_The task_:
Where a line contains the string "http", copy that line.

* start Provided records *

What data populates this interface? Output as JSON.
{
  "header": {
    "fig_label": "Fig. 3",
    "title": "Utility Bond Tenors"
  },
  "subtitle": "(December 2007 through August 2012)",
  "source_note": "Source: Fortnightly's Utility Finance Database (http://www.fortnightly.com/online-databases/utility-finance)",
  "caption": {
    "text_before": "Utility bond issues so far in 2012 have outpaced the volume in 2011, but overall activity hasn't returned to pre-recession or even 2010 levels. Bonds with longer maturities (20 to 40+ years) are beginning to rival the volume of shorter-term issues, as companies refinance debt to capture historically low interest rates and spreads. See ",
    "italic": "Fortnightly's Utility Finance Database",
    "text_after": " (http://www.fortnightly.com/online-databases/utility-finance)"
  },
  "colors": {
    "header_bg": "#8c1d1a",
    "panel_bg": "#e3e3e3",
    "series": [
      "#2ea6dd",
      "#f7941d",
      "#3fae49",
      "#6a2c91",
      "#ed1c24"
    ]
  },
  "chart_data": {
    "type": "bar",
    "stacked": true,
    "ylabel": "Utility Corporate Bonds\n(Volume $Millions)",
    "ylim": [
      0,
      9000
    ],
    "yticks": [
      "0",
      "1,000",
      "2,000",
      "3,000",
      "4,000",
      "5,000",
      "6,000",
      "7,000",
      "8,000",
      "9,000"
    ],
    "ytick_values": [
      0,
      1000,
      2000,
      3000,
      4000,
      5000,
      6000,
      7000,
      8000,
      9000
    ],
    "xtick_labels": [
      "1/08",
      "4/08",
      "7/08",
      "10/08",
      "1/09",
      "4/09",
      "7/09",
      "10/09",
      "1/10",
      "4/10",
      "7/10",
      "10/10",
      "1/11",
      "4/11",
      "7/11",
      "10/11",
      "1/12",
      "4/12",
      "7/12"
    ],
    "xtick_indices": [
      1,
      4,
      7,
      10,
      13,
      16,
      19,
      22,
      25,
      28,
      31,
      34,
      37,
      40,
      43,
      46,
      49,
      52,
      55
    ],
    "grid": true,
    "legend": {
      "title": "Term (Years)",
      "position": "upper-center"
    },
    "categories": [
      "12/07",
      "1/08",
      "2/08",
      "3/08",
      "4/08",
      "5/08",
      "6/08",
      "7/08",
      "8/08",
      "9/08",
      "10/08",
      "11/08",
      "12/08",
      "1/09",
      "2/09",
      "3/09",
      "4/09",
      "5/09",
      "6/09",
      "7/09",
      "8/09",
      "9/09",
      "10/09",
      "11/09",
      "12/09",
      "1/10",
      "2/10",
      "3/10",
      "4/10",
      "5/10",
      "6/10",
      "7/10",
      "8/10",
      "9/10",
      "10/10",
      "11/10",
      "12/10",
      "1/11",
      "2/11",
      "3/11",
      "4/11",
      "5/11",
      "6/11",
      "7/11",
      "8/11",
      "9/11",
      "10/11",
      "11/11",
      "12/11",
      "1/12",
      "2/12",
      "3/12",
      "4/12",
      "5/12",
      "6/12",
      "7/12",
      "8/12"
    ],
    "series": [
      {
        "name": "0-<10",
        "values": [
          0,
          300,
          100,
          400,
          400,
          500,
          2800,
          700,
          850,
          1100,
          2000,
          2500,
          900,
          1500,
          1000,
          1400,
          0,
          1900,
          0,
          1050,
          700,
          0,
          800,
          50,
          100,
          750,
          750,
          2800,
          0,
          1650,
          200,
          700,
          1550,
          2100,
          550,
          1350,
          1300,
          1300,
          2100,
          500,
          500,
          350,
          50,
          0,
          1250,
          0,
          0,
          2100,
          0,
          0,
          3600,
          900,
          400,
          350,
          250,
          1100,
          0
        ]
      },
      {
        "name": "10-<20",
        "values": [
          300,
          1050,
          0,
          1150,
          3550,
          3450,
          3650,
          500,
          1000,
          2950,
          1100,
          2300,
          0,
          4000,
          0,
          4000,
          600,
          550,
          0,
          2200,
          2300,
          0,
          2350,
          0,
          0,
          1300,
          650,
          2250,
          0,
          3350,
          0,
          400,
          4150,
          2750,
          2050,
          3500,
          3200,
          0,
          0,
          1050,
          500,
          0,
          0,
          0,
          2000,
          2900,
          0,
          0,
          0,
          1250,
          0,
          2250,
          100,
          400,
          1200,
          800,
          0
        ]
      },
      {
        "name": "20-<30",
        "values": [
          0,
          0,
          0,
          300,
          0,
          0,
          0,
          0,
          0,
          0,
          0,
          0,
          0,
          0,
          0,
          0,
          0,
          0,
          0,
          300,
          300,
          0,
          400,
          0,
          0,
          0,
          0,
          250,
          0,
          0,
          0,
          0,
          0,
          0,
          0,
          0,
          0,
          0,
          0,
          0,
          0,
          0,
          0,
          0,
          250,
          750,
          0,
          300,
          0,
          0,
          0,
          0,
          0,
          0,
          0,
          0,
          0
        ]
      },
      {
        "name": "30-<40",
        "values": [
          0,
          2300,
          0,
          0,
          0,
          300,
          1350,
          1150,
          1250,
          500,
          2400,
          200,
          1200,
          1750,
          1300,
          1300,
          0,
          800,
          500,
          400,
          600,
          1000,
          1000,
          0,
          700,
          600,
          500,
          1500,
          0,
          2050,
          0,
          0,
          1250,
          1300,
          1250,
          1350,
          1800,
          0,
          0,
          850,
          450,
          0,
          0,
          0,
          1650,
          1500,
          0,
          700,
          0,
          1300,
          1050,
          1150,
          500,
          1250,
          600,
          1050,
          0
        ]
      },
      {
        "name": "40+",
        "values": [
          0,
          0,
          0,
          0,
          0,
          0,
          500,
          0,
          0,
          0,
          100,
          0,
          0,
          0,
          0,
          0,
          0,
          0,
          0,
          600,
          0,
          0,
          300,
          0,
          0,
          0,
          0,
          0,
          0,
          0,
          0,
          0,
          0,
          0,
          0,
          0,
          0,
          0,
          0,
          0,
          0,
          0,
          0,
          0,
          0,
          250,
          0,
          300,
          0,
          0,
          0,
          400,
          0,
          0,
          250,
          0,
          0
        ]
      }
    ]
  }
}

* end Provided records *

_Expected answer_:
  "source_note": "Source: Fortnightly's Utility Finance Database (http://www.fortnightly.com/online-databases/utility-finance)",
    "text_after": " (http://www.fortnightly.com/online-databases/utility-finance)"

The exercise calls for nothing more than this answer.